----- Data -----

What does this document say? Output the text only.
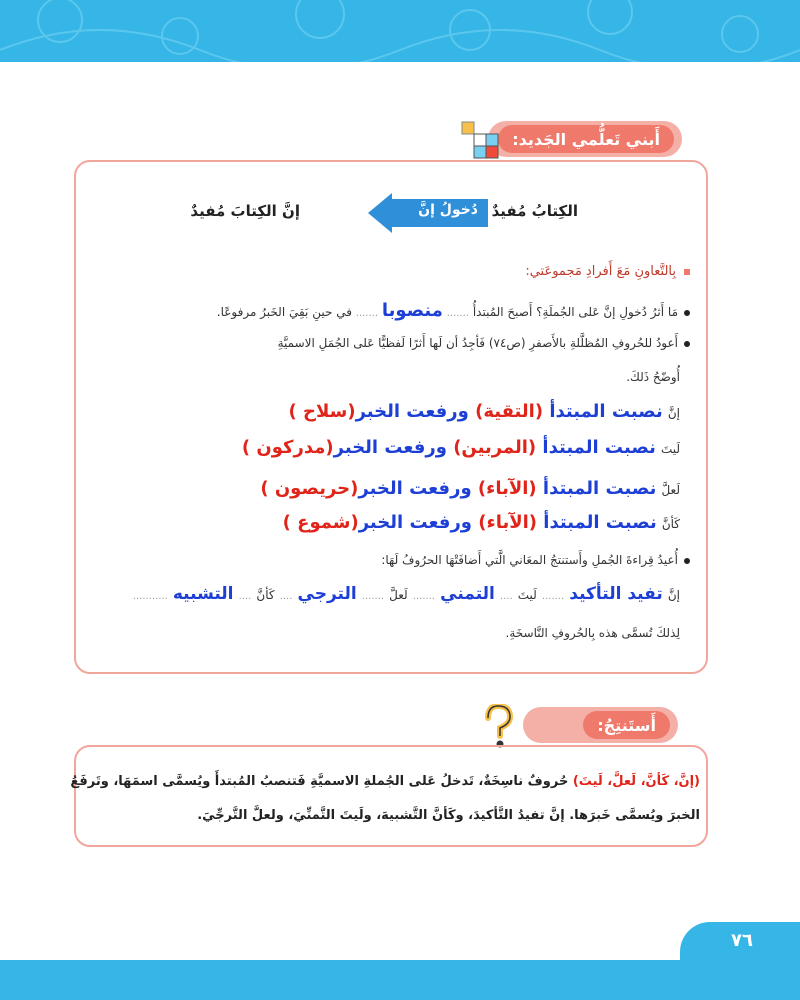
أَبني تَعلُّمي الجَديد:
الكِتابُ مُفيدٌ
دُخولُ إنَّ
إنَّ الكِتابَ مُفيدٌ
بِالتَّعاونِ مَعَ أَفرادِ مَجموعَتي:
مَا أَثرُ دُخولِ إنَّ عَلى الجُملَةِ؟ أَصبحَ المُبتدأُ ....... منصوبا ....... في حينِ بَقِيَ الخَبرُ مرفوعًا.
أَعودُ للحُروفِ المُظلَّلةِ بالأَصفرِ (ص٧٤) فَأجِدُ أن لَها أَثرًا لَفظيًّا عَلى الجُمَلِ الاسميَّةِ
أُوضّحُ ذَلكَ.
إنَّ نصبت المبتدأ (التقية) ورفعت الخبر(سلاح )
لَيتَ نصبت المبتدأ (المربين) ورفعت الخبر(مدركون )
لَعلَّ نصبت المبتدأ (الآباء) ورفعت الخبر(حريصون )
كَأنَّ نصبت المبتدأ (الآباء) ورفعت الخبر(شموع )
أُعيدُ قِراءةَ الجُملِ وأَستنتجُ المعَاني الَّتي أَضافَتْهَا الحرُوفُ لَهَا:
إنَّ تفيد التأكيد ....... لَيتَ .... التمني ....... لَعلَّ ....... الترجي .... كَأنَّ .... التشبيه ...........
لِذلكَ تُسمَّى هذه بِالحُروفِ النَّاسخَةِ.
أَستَنتِجُ:
(إنَّ، كَأنَّ، لَعلَّ، لَيتَ) حُروفٌ ناسِخَةٌ، تَدخلُ عَلى الجُملةِ الاسميَّةِ فَتنصبُ المُبتدأَ ويُسمَّى اسمَهَا، وتَرفَعُ
الخبرَ ويُسمَّى خَبرَها. إنَّ تفيدُ التَّأكيدَ، وكَأنَّ التَّشبيهَ، ولَيتَ التَّمنِّيَ، ولعلَّ التَّرجِّيَ.
٧٦
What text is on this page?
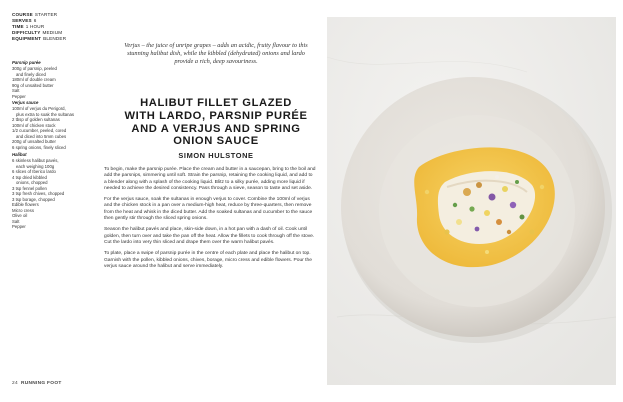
COURSE STARTER
SERVES 6
TIME 1 HOUR
DIFFICULTY MEDIUM
EQUIPMENT BLENDER
Parsnip purée
300g of parsnip, peeled
and finely diced
180ml of double cream
90g of unsalted butter
Salt
Pepper
Verjus sauce
100ml of verjus du Perigord,
plus extra to soak the sultanas
2 tbsp of golden sultanas
100ml of chicken stock
1/2 cucumber, peeled, cored
and diced into 5mm cubes
200g of unsalted butter
6 spring onions, finely sliced
Halibut
6 skinless halibut pavés,
each weighing 100g
6 slices of Iberico lardo
4 tsp dried kibbled
onions, chopped
3 tsp fennel pollen
3 tsp fresh chives, chopped
3 tsp borage, chopped
Edible flowers
Micro cress
Olive oil
Salt
Pepper
Verjus – the juice of unripe grapes – adds an acidic, fruity flavour to this stunning halibut dish, while the kibbled (dehydrated) onions and lardo provide a rich, deep savouriness.
HALIBUT FILLET GLAZED
WITH LARDO, PARSNIP PURÉE
AND A VERJUS AND SPRING
ONION SAUCE
SIMON HULSTONE

To begin, make the parsnip purée. Place the cream and butter in a saucepan, bring to the boil and add the parsnips, simmering until soft. Strain the parsnip, retaining the cooking liquid, and add to a blender along with a splash of the cooking liquid. Blitz to a silky purée, adding more liquid if needed to achieve the desired consistency. Pass through a sieve, season to taste and set aside.

For the verjus sauce, soak the sultanas in enough verjus to cover. Combine the 100ml of verjus and the chicken stock in a pan over a medium-high heat, reduce by three-quarters, then remove from the heat and whisk in the diced butter. Add the soaked sultanas and cucumber to the sauce then gently stir through the sliced spring onions.

Season the halibut pavés and place, skin-side down, in a hot pan with a dash of oil. Cook until golden, then turn over and take the pan off the heat. Allow the fillets to cook through off the stove. Cut the lardo into very thin sliced and drape them over the warm halibut pavés.

To plate, place a swipe of parsnip purée in the centre of each plate and place the halibut on top. Garnish with the pollen, kibbled onions, chives, borage, micro cress and edible flowers. Pour the verjus sauce around the halibut and serve immediately.

24 RUNNING FOOT
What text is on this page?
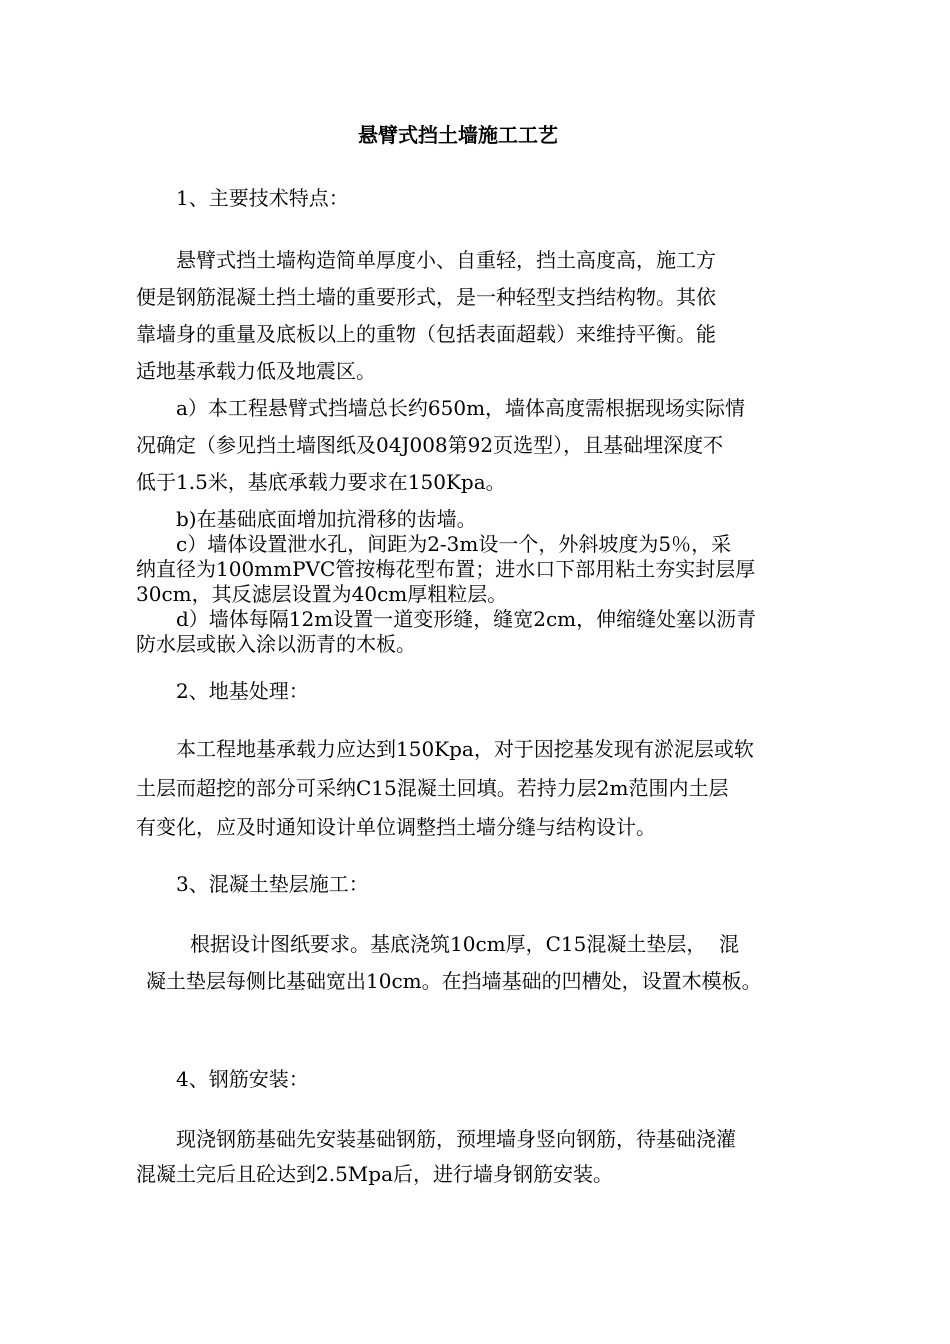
悬臂式挡土墙施工工艺
1、主要技术特点：
悬臂式挡土墙构造简单厚度小、自重轻，挡土高度高，施工方
便是钢筋混凝土挡土墙的重要形式，是一种轻型支挡结构物。其依
靠墙身的重量及底板以上的重物（包括表面超载）来维持平衡。能
适地基承载力低及地震区。
a）本工程悬臂式挡墙总长约650m，墙体高度需根据现场实际情
况确定（参见挡土墙图纸及04J008第92页选型），且基础埋深度不
低于1.5米，基底承载力要求在150Kpa。
b)在基础底面增加抗滑移的齿墙。
c）墙体设置泄水孔，间距为2-3m设一个，外斜坡度为5％，采
纳直径为100mmPVC管按梅花型布置；进水口下部用粘土夯实封层厚
30cm，其反滤层设置为40cm厚粗粒层。
d）墙体每隔12m设置一道变形缝，缝宽2cm，伸缩缝处塞以沥青
防水层或嵌入涂以沥青的木板。
2、地基处理：
本工程地基承载力应达到150Kpa，对于因挖基发现有淤泥层或软
土层而超挖的部分可采纳C15混凝土回填。若持力层2m范围内土层
有变化，应及时通知设计单位调整挡土墙分缝与结构设计。
3、混凝土垫层施工：
根据设计图纸要求。基底浇筑10cm厚，C15混凝土垫层，  混
凝土垫层每侧比基础宽出10cm。在挡墙基础的凹槽处，设置木模板。
4、钢筋安装：
现浇钢筋基础先安装基础钢筋，预埋墙身竖向钢筋，待基础浇灌
混凝土完后且砼达到2.5Mpa后，进行墙身钢筋安装。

-----

- **The task**: Write out each line again precisely as it appears, skipping every picture.

- **Complete answer**:
What does this document say? Output the text only.
أَبني تَعلُّمي الجَديد:
الكِتابُ مُفيدٌ
دُخولُ إنَّ
إنَّ الكِتابَ مُفيدٌ
بِالتَّعاونِ مَعَ أَفرادِ مَجموعَتي:
مَا أَثرُ دُخولِ إنَّ عَلى الجُملَةِ؟ أَصبحَ المُبتدأُ ....... منصوبا ....... في حينِ بَقِيَ الخَبرُ مرفوعًا.
أَعودُ للحُروفِ المُظلَّلةِ بالأَصفرِ (ص٧٤) فَأجِدُ أن لَها أَثرًا لَفظيًّا عَلى الجُمَلِ الاسميَّةِ
أُوضّحُ ذَلكَ.
إنَّ نصبت المبتدأ (التقية) ورفعت الخبر(سلاح )
لَيتَ نصبت المبتدأ (المربين) ورفعت الخبر(مدركون )
لَعلَّ نصبت المبتدأ (الآباء) ورفعت الخبر(حريصون )
كَأنَّ نصبت المبتدأ (الآباء) ورفعت الخبر(شموع )
أُعيدُ قِراءةَ الجُملِ وأَستنتجُ المعَاني الَّتي أَضافَتْهَا الحرُوفُ لَهَا:
إنَّ تفيد التأكيد ....... لَيتَ .... التمني ....... لَعلَّ ....... الترجي .... كَأنَّ .... التشبيه ...........
لِذلكَ تُسمَّى هذه بِالحُروفِ النَّاسخَةِ.
أَستَنتِجُ:
(إنَّ، كَأنَّ، لَعلَّ، لَيتَ) حُروفٌ ناسِخَةٌ، تَدخلُ عَلى الجُملةِ الاسميَّةِ فَتنصبُ المُبتدأَ ويُسمَّى اسمَهَا، وتَرفَعُ
الخبرَ ويُسمَّى خَبرَها. إنَّ تفيدُ التَّأكيدَ، وكَأنَّ التَّشبيهَ، ولَيتَ التَّمنِّيَ، ولعلَّ التَّرجِّيَ.
٧٦
What text is on this page?
COURSE STARTER
SERVES 6
TIME 1 HOUR
DIFFICULTY MEDIUM
EQUIPMENT BLENDER
Parsnip purée
300g of parsnip, peeled
and finely diced
180ml of double cream
90g of unsalted butter
Salt
Pepper
Verjus sauce
100ml of verjus du Perigord,
plus extra to soak the sultanas
2 tbsp of golden sultanas
100ml of chicken stock
1/2 cucumber, peeled, cored
and diced into 5mm cubes
200g of unsalted butter
6 spring onions, finely sliced
Halibut
6 skinless halibut pavés,
each weighing 100g
6 slices of Iberico lardo
4 tsp dried kibbled
onions, chopped
3 tsp fennel pollen
3 tsp fresh chives, chopped
3 tsp borage, chopped
Edible flowers
Micro cress
Olive oil
Salt
Pepper
Verjus – the juice of unripe grapes – adds an acidic, fruity flavour to this stunning halibut dish, while the kibbled (dehydrated) onions and lardo provide a rich, deep savouriness.
HALIBUT FILLET GLAZED
WITH LARDO, PARSNIP PURÉE
AND A VERJUS AND SPRING
ONION SAUCE
SIMON HULSTONE

To begin, make the parsnip purée. Place the cream and butter in a saucepan, bring to the boil and add the parsnips, simmering until soft. Strain the parsnip, retaining the cooking liquid, and add to a blender along with a splash of the cooking liquid. Blitz to a silky purée, adding more liquid if needed to achieve the desired consistency. Pass through a sieve, season to taste and set aside.

For the verjus sauce, soak the sultanas in enough verjus to cover. Combine the 100ml of verjus and the chicken stock in a pan over a medium-high heat, reduce by three-quarters, then remove from the heat and whisk in the diced butter. Add the soaked sultanas and cucumber to the sauce then gently stir through the sliced spring onions.

Season the halibut pavés and place, skin-side down, in a hot pan with a dash of oil. Cook until golden, then turn over and take the pan off the heat. Allow the fillets to cook through off the stove. Cut the lardo into very thin sliced and drape them over the warm halibut pavés.

To plate, place a swipe of parsnip purée in the centre of each plate and place the halibut on top. Garnish with the pollen, kibbled onions, chives, borage, micro cress and edible flowers. Pour the verjus sauce around the halibut and serve immediately.

24 RUNNING FOOT
What text is on this page?
悬臂式挡土墙施工工艺
1、主要技术特点：
悬臂式挡土墙构造简单厚度小、自重轻，挡土高度高，施工方
便是钢筋混凝土挡土墙的重要形式，是一种轻型支挡结构物。其依
靠墙身的重量及底板以上的重物（包括表面超载）来维持平衡。能
适地基承载力低及地震区。
a）本工程悬臂式挡墙总长约650m，墙体高度需根据现场实际情
况确定（参见挡土墙图纸及04J008第92页选型），且基础埋深度不
低于1.5米，基底承载力要求在150Kpa。
b)在基础底面增加抗滑移的齿墙。
c）墙体设置泄水孔，间距为2-3m设一个，外斜坡度为5％，采
纳直径为100mmPVC管按梅花型布置；进水口下部用粘土夯实封层厚
30cm，其反滤层设置为40cm厚粗粒层。
d）墙体每隔12m设置一道变形缝，缝宽2cm，伸缩缝处塞以沥青
防水层或嵌入涂以沥青的木板。
2、地基处理：
本工程地基承载力应达到150Kpa，对于因挖基发现有淤泥层或软
土层而超挖的部分可采纳C15混凝土回填。若持力层2m范围内土层
有变化，应及时通知设计单位调整挡土墙分缝与结构设计。
3、混凝土垫层施工：
根据设计图纸要求。基底浇筑10cm厚，C15混凝土垫层，  混
凝土垫层每侧比基础宽出10cm。在挡墙基础的凹槽处，设置木模板。
4、钢筋安装：
现浇钢筋基础先安装基础钢筋，预埋墙身竖向钢筋，待基础浇灌
混凝土完后且砼达到2.5Mpa后，进行墙身钢筋安装。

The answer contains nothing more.